• **Problem to work on**: Within the records below, find each line that holds the string "Предоставление", then copy it.

• **The records**:
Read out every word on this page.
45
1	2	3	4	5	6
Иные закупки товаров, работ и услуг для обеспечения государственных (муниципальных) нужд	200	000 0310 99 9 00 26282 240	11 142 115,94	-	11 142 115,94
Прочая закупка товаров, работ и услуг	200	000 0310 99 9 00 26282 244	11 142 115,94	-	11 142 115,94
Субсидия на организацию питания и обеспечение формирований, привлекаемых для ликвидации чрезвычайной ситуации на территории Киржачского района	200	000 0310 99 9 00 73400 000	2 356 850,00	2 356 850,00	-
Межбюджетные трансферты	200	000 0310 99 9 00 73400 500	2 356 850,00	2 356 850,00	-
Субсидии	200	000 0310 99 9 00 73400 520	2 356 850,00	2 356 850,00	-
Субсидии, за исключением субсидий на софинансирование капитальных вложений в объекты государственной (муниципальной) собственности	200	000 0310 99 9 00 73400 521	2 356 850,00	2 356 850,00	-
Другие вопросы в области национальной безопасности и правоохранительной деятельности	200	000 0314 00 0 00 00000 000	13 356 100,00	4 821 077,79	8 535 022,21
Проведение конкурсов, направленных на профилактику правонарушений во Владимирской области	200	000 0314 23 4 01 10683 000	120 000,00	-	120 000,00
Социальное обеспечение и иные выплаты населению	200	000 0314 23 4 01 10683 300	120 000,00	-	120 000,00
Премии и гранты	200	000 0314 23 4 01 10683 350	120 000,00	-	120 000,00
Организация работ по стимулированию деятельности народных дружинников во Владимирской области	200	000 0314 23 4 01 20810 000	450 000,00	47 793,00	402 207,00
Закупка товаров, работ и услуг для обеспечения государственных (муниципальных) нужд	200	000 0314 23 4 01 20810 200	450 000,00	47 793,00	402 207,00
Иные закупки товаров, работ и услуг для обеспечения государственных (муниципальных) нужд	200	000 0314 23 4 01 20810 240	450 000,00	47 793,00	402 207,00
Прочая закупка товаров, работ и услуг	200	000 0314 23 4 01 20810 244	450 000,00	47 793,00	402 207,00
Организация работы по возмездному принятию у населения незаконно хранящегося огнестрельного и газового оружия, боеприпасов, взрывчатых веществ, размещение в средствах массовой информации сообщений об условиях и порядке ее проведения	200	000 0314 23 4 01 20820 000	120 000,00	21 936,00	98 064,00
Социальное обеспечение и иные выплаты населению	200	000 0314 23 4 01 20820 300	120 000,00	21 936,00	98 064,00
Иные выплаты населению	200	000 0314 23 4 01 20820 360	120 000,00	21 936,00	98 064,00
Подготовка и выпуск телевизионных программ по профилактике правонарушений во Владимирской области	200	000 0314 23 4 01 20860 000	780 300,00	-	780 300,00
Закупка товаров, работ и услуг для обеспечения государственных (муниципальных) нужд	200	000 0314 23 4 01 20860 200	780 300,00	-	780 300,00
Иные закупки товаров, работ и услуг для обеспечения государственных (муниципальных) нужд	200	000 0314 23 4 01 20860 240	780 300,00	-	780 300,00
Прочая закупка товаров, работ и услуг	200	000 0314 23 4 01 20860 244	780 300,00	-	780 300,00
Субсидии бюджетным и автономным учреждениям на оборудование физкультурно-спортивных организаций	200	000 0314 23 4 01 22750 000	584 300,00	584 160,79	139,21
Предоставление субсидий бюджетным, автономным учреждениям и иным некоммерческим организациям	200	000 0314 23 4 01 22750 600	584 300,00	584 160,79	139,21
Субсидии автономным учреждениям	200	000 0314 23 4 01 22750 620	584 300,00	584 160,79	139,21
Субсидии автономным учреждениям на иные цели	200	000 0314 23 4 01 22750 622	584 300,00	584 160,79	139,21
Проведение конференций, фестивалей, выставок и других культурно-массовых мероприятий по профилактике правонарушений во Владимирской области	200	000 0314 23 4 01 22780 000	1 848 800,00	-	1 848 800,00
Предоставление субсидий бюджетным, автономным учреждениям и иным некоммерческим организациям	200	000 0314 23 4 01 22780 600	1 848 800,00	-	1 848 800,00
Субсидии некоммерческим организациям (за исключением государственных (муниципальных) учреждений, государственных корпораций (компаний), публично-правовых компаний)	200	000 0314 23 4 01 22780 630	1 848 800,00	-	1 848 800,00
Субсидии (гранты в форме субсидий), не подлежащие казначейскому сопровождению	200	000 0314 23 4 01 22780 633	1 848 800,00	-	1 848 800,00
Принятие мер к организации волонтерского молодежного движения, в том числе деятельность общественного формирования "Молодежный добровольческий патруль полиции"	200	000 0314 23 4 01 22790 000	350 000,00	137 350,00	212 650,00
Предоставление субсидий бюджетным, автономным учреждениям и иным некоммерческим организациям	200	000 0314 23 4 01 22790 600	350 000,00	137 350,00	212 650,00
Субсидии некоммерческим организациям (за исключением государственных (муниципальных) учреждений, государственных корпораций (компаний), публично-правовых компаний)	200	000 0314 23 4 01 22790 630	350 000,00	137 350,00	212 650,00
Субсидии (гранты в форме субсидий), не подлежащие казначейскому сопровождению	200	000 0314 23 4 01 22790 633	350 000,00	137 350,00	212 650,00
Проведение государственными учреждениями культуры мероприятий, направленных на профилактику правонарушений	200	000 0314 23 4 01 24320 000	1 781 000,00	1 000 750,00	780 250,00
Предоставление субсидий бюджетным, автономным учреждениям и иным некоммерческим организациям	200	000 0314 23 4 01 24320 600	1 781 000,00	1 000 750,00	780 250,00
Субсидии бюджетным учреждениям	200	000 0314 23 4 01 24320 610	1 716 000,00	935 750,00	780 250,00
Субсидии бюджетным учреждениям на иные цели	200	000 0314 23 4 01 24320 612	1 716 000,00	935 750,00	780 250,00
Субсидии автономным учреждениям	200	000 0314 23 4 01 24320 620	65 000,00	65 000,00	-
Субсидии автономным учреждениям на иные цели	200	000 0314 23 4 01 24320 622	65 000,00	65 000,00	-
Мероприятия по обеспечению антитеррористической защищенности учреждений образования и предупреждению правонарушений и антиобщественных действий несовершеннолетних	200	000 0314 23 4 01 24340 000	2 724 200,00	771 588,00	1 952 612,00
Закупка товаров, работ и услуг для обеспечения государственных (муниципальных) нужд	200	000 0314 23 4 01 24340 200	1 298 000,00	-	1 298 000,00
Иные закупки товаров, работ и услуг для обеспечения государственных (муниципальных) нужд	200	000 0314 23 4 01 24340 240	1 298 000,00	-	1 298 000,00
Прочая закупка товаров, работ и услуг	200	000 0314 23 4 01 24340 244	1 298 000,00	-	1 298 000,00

• **Completed exercise**:
Предоставление субсидий бюджетным, автономным учреждениям и иным некоммерческим организациям	200	000 0314 23 4 01 22750 600	584 300,00	584 160,79	139,21
Предоставление субсидий бюджетным, автономным учреждениям и иным некоммерческим организациям	200	000 0314 23 4 01 22780 600	1 848 800,00	-	1 848 800,00
Предоставление субсидий бюджетным, автономным учреждениям и иным некоммерческим организациям	200	000 0314 23 4 01 22790 600	350 000,00	137 350,00	212 650,00
Предоставление субсидий бюджетным, автономным учреждениям и иным некоммерческим организациям	200	000 0314 23 4 01 24320 600	1 781 000,00	1 000 750,00	780 250,00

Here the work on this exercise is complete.